▸ **Job**
Can you collect every line in the data below that contains the string "sobre"?

▸ **Record list**
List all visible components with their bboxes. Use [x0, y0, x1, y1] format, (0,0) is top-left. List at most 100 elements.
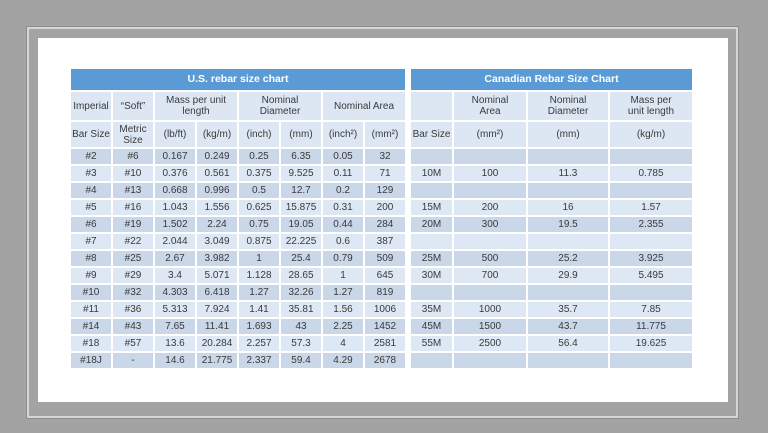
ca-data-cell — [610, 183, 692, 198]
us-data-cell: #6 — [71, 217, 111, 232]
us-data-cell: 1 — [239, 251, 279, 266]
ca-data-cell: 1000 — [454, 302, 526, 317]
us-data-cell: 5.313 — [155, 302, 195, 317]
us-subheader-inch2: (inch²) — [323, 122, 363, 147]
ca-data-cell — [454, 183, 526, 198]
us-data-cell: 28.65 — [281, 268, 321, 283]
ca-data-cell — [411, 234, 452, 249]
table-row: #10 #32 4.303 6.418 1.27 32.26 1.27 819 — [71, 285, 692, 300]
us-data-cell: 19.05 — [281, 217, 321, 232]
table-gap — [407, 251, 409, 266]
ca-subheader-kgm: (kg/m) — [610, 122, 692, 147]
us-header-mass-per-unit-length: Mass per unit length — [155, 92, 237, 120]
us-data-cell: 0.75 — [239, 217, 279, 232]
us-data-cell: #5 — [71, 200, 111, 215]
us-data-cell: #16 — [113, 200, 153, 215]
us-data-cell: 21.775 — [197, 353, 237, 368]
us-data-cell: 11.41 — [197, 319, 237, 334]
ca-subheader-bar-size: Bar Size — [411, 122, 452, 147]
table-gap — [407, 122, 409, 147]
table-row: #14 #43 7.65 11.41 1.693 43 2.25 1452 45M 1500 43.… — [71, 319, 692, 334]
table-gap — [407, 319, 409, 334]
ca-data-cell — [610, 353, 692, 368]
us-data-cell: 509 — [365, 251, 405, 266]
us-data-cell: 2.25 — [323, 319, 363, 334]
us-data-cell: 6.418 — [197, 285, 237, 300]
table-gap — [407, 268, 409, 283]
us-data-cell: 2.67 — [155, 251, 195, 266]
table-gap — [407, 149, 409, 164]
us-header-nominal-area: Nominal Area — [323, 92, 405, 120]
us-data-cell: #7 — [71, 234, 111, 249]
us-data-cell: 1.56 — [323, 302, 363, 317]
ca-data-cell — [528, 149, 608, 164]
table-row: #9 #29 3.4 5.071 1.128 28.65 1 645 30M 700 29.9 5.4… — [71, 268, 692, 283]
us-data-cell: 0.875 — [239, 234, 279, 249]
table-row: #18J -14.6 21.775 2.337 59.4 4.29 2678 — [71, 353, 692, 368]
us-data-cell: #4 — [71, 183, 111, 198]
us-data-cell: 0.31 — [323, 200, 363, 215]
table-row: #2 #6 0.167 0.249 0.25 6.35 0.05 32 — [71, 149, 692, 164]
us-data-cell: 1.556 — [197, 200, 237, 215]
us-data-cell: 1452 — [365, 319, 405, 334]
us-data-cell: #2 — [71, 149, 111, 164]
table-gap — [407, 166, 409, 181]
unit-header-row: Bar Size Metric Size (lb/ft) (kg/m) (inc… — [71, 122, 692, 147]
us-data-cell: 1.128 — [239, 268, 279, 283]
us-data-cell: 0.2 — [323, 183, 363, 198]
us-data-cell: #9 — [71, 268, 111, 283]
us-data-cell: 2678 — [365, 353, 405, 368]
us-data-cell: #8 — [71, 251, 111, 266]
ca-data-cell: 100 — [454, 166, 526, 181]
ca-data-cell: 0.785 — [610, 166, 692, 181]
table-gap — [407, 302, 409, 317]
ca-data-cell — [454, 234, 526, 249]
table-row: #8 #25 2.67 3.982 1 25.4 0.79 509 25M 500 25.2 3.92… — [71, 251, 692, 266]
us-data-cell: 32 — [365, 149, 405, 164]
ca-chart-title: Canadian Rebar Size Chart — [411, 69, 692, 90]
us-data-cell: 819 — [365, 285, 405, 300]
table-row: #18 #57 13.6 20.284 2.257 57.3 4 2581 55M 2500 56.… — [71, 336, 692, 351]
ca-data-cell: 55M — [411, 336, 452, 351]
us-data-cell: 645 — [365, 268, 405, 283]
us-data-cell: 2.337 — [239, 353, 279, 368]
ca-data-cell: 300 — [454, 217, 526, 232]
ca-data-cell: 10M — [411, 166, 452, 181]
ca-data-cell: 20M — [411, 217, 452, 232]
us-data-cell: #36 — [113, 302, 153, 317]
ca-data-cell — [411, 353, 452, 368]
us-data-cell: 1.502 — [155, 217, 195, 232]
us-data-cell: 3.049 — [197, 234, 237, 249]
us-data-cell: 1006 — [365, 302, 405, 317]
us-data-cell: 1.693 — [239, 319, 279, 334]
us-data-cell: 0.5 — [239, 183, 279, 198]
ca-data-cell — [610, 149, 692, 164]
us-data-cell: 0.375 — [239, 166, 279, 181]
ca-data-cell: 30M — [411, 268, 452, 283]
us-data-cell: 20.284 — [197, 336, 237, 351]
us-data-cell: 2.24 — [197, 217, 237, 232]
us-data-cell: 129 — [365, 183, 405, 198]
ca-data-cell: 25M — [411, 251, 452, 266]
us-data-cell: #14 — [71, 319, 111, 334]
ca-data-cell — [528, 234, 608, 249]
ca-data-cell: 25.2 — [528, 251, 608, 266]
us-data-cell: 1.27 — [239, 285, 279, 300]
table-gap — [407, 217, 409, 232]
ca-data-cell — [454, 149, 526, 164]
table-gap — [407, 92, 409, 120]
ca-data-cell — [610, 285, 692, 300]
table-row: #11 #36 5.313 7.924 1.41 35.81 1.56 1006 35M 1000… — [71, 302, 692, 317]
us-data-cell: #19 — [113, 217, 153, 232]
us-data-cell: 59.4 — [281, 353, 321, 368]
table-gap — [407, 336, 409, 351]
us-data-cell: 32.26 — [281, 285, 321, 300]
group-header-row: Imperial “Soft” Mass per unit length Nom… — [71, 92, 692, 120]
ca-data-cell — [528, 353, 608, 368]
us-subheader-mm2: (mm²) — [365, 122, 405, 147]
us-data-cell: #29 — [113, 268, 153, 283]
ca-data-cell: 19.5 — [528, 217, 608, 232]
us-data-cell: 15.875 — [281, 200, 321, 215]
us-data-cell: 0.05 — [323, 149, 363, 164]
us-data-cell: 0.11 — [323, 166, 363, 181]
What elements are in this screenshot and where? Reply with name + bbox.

--

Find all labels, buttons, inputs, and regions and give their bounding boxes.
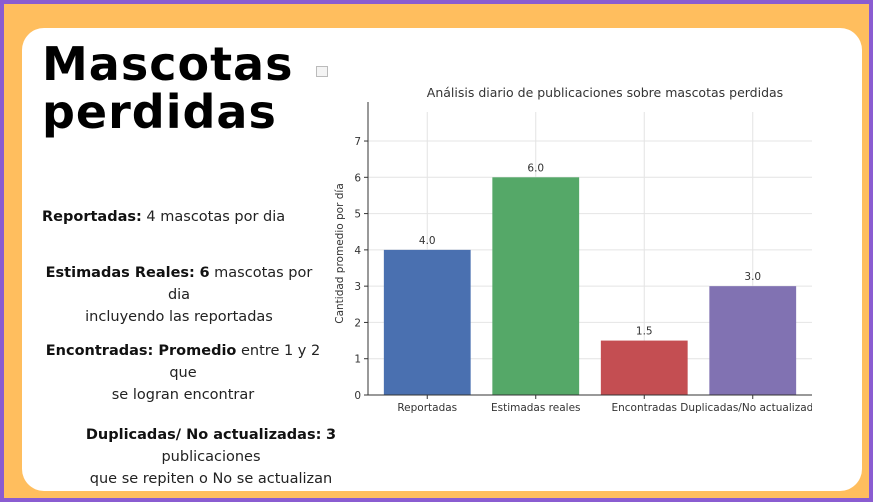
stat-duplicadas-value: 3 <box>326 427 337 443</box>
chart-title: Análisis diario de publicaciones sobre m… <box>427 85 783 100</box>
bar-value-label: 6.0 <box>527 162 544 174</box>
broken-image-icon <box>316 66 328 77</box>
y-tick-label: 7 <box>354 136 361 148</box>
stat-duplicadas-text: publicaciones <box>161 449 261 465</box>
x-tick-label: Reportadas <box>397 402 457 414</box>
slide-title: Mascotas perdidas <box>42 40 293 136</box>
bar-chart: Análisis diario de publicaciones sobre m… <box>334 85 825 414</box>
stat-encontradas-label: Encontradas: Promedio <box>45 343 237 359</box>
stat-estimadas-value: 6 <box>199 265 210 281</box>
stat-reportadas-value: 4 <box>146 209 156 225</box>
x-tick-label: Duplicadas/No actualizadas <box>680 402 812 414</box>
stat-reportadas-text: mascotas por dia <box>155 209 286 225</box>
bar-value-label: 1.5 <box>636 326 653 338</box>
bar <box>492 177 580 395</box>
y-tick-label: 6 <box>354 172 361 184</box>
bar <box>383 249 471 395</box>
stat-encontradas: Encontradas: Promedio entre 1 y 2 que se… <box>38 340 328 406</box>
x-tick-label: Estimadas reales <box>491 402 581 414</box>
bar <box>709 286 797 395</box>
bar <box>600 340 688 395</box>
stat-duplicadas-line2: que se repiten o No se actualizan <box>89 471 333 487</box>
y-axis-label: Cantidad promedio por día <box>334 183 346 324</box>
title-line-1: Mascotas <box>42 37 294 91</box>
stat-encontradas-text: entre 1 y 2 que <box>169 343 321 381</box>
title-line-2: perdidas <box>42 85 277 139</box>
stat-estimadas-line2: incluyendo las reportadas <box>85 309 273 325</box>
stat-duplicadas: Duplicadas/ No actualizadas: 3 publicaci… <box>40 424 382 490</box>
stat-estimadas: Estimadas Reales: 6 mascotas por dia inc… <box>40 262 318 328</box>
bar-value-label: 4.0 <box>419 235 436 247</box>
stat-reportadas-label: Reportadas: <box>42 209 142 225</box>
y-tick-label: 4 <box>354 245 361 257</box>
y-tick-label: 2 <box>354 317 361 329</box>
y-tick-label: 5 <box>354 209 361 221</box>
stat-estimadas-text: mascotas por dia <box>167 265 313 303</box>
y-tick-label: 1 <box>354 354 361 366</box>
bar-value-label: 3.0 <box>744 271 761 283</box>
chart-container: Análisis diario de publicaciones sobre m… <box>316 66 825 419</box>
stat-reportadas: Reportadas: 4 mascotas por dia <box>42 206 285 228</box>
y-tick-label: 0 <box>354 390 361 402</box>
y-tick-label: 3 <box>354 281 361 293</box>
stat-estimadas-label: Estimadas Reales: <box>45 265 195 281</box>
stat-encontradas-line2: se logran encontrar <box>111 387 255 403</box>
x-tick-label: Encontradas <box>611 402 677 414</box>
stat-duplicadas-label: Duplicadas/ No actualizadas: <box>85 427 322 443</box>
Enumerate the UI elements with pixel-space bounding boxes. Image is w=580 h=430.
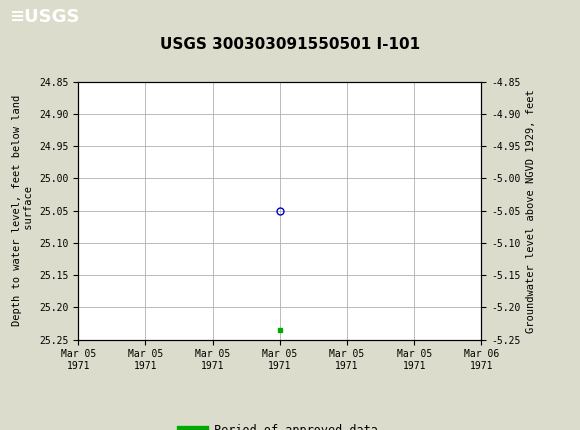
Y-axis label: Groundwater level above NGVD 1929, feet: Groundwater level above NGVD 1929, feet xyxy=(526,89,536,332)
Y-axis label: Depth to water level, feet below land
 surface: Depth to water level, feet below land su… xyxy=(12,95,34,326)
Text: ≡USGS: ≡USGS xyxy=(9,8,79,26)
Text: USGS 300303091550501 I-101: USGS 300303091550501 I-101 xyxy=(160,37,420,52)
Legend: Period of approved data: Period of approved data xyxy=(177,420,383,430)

▸ **Full output**
chart-title: Análisis diario de publicaciones sobre m… <box>427 85 783 100</box>
bar-chart: Análisis diario de publicaciones sobre m… <box>334 85 825 414</box>
chart-container: Análisis diario de publicaciones sobre m… <box>316 66 825 419</box>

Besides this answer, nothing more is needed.